## Begin ENTRIES

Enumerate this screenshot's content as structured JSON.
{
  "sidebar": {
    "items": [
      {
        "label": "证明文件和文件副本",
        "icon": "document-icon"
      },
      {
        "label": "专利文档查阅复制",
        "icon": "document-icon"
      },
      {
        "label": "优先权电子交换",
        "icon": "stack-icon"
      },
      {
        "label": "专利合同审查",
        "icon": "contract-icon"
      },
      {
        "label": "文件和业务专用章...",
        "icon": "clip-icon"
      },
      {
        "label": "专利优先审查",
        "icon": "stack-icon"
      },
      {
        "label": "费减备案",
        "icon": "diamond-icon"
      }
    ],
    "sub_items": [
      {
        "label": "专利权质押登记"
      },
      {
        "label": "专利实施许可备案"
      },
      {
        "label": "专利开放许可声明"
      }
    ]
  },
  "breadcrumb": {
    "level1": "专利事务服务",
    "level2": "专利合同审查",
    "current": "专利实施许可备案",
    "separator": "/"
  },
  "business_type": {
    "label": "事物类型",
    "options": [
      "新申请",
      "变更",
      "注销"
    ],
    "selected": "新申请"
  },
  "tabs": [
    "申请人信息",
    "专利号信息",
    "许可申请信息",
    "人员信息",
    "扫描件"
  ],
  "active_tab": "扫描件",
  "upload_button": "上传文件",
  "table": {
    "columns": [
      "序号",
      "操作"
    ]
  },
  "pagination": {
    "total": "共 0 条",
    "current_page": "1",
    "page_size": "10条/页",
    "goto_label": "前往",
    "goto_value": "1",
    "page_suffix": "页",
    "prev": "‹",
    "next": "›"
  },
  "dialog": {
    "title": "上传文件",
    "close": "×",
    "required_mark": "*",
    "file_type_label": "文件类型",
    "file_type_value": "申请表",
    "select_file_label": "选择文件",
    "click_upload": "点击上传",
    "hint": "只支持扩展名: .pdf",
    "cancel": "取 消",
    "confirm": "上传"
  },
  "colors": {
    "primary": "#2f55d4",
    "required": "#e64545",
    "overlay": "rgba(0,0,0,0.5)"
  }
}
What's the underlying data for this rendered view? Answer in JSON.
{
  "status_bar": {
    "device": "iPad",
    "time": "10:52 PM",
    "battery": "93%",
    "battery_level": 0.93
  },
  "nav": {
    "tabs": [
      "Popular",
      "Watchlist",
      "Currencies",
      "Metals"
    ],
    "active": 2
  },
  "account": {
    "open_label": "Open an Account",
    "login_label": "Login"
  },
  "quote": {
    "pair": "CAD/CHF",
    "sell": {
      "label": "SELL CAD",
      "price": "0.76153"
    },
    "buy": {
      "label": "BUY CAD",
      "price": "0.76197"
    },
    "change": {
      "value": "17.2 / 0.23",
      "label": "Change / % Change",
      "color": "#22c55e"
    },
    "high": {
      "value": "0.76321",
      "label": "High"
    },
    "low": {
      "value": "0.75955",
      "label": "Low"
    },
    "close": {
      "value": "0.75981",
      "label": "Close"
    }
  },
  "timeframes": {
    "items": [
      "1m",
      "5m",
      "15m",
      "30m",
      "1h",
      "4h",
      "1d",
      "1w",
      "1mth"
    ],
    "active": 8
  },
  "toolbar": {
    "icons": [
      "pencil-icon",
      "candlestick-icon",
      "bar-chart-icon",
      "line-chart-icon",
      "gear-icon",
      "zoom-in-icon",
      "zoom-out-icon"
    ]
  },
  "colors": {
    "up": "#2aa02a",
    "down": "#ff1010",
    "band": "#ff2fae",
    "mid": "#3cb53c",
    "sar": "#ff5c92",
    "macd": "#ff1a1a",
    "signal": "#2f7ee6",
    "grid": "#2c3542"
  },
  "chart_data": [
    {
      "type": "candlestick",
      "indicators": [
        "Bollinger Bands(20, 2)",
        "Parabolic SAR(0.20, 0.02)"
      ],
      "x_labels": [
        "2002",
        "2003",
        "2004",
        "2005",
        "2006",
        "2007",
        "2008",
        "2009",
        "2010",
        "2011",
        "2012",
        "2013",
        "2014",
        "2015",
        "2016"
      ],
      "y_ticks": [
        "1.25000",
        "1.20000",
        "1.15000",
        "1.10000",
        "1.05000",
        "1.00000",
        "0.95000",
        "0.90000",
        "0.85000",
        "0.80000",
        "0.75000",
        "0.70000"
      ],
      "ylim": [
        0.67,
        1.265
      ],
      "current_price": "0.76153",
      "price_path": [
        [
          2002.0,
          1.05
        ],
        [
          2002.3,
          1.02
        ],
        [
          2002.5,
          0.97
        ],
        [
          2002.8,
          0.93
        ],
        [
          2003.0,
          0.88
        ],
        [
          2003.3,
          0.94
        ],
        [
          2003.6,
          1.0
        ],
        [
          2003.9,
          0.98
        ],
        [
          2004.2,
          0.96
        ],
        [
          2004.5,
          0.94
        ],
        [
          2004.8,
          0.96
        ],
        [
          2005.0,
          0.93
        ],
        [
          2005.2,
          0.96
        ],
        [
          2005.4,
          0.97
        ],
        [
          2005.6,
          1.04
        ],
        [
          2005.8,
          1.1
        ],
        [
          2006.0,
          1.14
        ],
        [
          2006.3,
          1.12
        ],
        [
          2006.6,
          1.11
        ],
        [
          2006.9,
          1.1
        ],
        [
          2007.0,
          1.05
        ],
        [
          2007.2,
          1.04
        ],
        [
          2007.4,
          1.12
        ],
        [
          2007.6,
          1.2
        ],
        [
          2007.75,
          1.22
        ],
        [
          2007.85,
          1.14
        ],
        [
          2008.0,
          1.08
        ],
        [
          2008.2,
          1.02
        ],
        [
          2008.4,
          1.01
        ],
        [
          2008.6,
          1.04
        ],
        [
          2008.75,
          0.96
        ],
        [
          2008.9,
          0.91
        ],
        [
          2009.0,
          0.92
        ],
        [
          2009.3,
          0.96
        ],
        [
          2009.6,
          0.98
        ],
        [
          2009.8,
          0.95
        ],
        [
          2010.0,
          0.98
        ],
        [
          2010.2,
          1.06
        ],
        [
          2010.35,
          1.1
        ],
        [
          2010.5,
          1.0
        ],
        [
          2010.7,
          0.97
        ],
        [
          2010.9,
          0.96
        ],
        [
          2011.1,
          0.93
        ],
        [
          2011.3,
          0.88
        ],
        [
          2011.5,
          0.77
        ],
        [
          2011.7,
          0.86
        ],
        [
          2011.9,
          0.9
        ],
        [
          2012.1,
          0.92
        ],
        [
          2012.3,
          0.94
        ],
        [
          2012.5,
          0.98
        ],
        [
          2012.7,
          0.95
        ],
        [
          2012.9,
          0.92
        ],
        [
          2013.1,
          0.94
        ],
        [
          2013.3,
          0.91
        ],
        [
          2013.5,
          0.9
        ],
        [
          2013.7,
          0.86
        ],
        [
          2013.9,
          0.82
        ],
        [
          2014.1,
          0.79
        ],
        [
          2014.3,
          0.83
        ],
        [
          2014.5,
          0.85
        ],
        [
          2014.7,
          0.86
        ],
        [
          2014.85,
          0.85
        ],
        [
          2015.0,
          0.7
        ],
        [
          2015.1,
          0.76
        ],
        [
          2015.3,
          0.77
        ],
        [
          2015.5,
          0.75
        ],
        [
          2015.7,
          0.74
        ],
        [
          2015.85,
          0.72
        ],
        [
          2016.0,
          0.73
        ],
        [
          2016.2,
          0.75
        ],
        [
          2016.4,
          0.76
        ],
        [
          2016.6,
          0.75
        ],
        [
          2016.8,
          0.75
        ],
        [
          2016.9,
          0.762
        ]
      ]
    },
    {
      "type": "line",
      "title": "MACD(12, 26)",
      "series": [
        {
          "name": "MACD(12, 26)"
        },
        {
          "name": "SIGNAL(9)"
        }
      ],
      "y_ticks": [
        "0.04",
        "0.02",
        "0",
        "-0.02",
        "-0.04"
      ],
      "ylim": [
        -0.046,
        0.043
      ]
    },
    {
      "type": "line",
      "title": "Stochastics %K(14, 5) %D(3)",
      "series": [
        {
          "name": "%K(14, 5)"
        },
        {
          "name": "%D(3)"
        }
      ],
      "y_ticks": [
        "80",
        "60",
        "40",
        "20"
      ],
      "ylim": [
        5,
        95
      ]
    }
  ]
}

## End ENTRIES

» WHAT IS BEING ASKED
Gather each line from the listing above that holds "candlestick".

» TASK ANSWER
      "candlestick-icon",
      "type": "candlestick",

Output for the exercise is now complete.